** Given exercise **
Copy out the entries below in full and exactly.

** Records shown **
------------------------------
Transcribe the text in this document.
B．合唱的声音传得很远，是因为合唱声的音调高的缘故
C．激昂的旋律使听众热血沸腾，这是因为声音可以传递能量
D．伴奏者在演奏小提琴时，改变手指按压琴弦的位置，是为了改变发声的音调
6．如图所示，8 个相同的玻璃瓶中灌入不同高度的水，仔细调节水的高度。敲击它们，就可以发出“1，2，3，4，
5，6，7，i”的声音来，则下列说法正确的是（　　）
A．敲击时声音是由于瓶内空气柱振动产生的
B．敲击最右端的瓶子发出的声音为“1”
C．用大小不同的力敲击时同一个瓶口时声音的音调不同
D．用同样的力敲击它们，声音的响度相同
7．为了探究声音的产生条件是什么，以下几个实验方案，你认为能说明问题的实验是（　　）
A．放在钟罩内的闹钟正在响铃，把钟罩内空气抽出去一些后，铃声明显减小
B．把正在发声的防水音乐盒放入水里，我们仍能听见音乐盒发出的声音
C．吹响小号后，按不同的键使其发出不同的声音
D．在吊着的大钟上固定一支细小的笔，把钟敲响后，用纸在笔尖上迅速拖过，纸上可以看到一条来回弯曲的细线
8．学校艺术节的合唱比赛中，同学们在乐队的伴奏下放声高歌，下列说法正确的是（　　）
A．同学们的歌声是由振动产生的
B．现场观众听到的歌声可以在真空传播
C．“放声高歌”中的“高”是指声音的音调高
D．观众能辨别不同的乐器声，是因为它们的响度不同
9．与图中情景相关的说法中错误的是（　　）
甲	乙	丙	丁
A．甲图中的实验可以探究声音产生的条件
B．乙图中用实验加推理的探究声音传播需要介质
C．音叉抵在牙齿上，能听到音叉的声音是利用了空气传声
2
------------------------------
** Answer in full **
Transcribe the text in this document.
B．合唱的声音传得很远，是因为合唱声的音调高的缘故
C．激昂的旋律使听众热血沸腾，这是因为声音可以传递能量
D．伴奏者在演奏小提琴时，改变手指按压琴弦的位置，是为了改变发声的音调
6．如图所示，8 个相同的玻璃瓶中灌入不同高度的水，仔细调节水的高度。敲击它们，就可以发出“1，2，3，4，
5，6，7，i”的声音来，则下列说法正确的是（　　）
A．敲击时声音是由于瓶内空气柱振动产生的
B．敲击最右端的瓶子发出的声音为“1”
C．用大小不同的力敲击时同一个瓶口时声音的音调不同
D．用同样的力敲击它们，声音的响度相同
7．为了探究声音的产生条件是什么，以下几个实验方案，你认为能说明问题的实验是（　　）
A．放在钟罩内的闹钟正在响铃，把钟罩内空气抽出去一些后，铃声明显减小
B．把正在发声的防水音乐盒放入水里，我们仍能听见音乐盒发出的声音
C．吹响小号后，按不同的键使其发出不同的声音
D．在吊着的大钟上固定一支细小的笔，把钟敲响后，用纸在笔尖上迅速拖过，纸上可以看到一条来回弯曲的细线
8．学校艺术节的合唱比赛中，同学们在乐队的伴奏下放声高歌，下列说法正确的是（　　）
A．同学们的歌声是由振动产生的
B．现场观众听到的歌声可以在真空传播
C．“放声高歌”中的“高”是指声音的音调高
D．观众能辨别不同的乐器声，是因为它们的响度不同
9．与图中情景相关的说法中错误的是（　　）
甲	乙	丙	丁
A．甲图中的实验可以探究声音产生的条件
B．乙图中用实验加推理的探究声音传播需要介质
C．音叉抵在牙齿上，能听到音叉的声音是利用了空气传声
2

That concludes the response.